===== EXTRACTED ENTRIES

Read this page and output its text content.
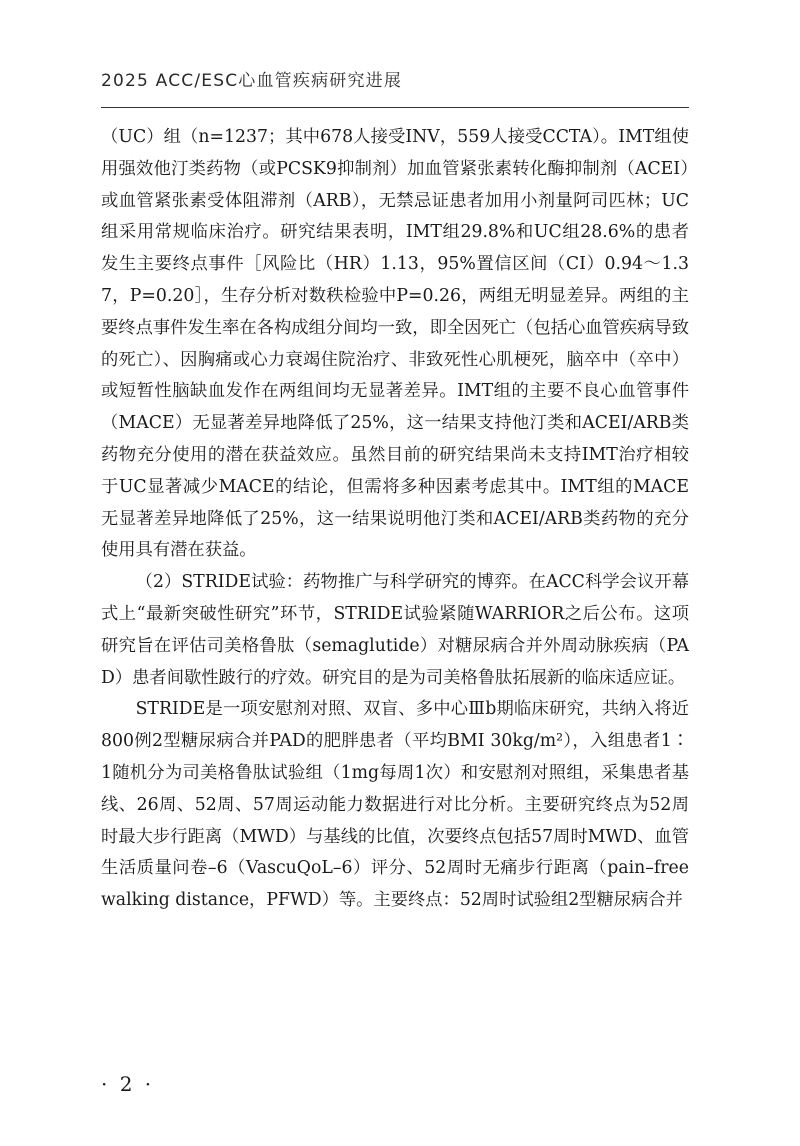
2025 ACC/ESC心血管疾病研究进展

（UC）组（n=1237；其中678人接受INV，559人接受CCTA）。IMT组使用强效他汀类药物（或PCSK9抑制剂）加血管紧张素转化酶抑制剂（ACEI）或血管紧张素受体阻滞剂（ARB），无禁忌证患者加用小剂量阿司匹林；UC组采用常规临床治疗。研究结果表明，IMT组29.8%和UC组28.6%的患者发生主要终点事件［风险比（HR）1.13，95%置信区间（CI）0.94～1.37，P=0.20］，生存分析对数秩检验中P=0.26，两组无明显差异。两组的主要终点事件发生率在各构成组分间均一致，即全因死亡（包括心血管疾病导致的死亡）、因胸痛或心力衰竭住院治疗、非致死性心肌梗死，脑卒中（卒中）或短暂性脑缺血发作在两组间均无显著差异。IMT组的主要不良心血管事件（MACE）无显著差异地降低了25%，这一结果支持他汀类和ACEI/ARB类药物充分使用的潜在获益效应。虽然目前的研究结果尚未支持IMT治疗相较于UC显著减少MACE的结论，但需将多种因素考虑其中。IMT组的MACE无显著差异地降低了25%，这一结果说明他汀类和ACEI/ARB类药物的充分使用具有潜在获益。

（2）STRIDE试验：药物推广与科学研究的博弈。在ACC科学会议开幕式上“最新突破性研究”环节，STRIDE试验紧随WARRIOR之后公布。这项研究旨在评估司美格鲁肽（semaglutide）对糖尿病合并外周动脉疾病（PAD）患者间歇性跛行的疗效。研究目的是为司美格鲁肽拓展新的临床适应证。

STRIDE是一项安慰剂对照、双盲、多中心Ⅲb期临床研究，共纳入将近800例2型糖尿病合并PAD的肥胖患者（平均BMI 30kg/m²），入组患者1∶1随机分为司美格鲁肽试验组（1mg每周1次）和安慰剂对照组，采集患者基线、26周、52周、57周运动能力数据进行对比分析。主要研究终点为52周时最大步行距离（MWD）与基线的比值，次要终点包括57周时MWD、血管生活质量问卷–6（VascuQoL–6）评分、52周时无痛步行距离（pain–free walking distance，PFWD）等。主要终点：52周时试验组2型糖尿病合并

· 2 ·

==========

**EXERCISE DESCRIPTION:** Your task is to return the entries above exactly, with no pictures.

**EXPECTED ANSWER:**
Read this page and output its text content.
2025 ACC/ESC心血管疾病研究进展

（UC）组（n=1237；其中678人接受INV，559人接受CCTA）。IMT组使用强效他汀类药物（或PCSK9抑制剂）加血管紧张素转化酶抑制剂（ACEI）或血管紧张素受体阻滞剂（ARB），无禁忌证患者加用小剂量阿司匹林；UC组采用常规临床治疗。研究结果表明，IMT组29.8%和UC组28.6%的患者发生主要终点事件［风险比（HR）1.13，95%置信区间（CI）0.94～1.37，P=0.20］，生存分析对数秩检验中P=0.26，两组无明显差异。两组的主要终点事件发生率在各构成组分间均一致，即全因死亡（包括心血管疾病导致的死亡）、因胸痛或心力衰竭住院治疗、非致死性心肌梗死，脑卒中（卒中）或短暂性脑缺血发作在两组间均无显著差异。IMT组的主要不良心血管事件（MACE）无显著差异地降低了25%，这一结果支持他汀类和ACEI/ARB类药物充分使用的潜在获益效应。虽然目前的研究结果尚未支持IMT治疗相较于UC显著减少MACE的结论，但需将多种因素考虑其中。IMT组的MACE无显著差异地降低了25%，这一结果说明他汀类和ACEI/ARB类药物的充分使用具有潜在获益。

（2）STRIDE试验：药物推广与科学研究的博弈。在ACC科学会议开幕式上“最新突破性研究”环节，STRIDE试验紧随WARRIOR之后公布。这项研究旨在评估司美格鲁肽（semaglutide）对糖尿病合并外周动脉疾病（PAD）患者间歇性跛行的疗效。研究目的是为司美格鲁肽拓展新的临床适应证。

STRIDE是一项安慰剂对照、双盲、多中心Ⅲb期临床研究，共纳入将近800例2型糖尿病合并PAD的肥胖患者（平均BMI 30kg/m²），入组患者1∶1随机分为司美格鲁肽试验组（1mg每周1次）和安慰剂对照组，采集患者基线、26周、52周、57周运动能力数据进行对比分析。主要研究终点为52周时最大步行距离（MWD）与基线的比值，次要终点包括57周时MWD、血管生活质量问卷–6（VascuQoL–6）评分、52周时无痛步行距离（pain–free walking distance，PFWD）等。主要终点：52周时试验组2型糖尿病合并

· 2 ·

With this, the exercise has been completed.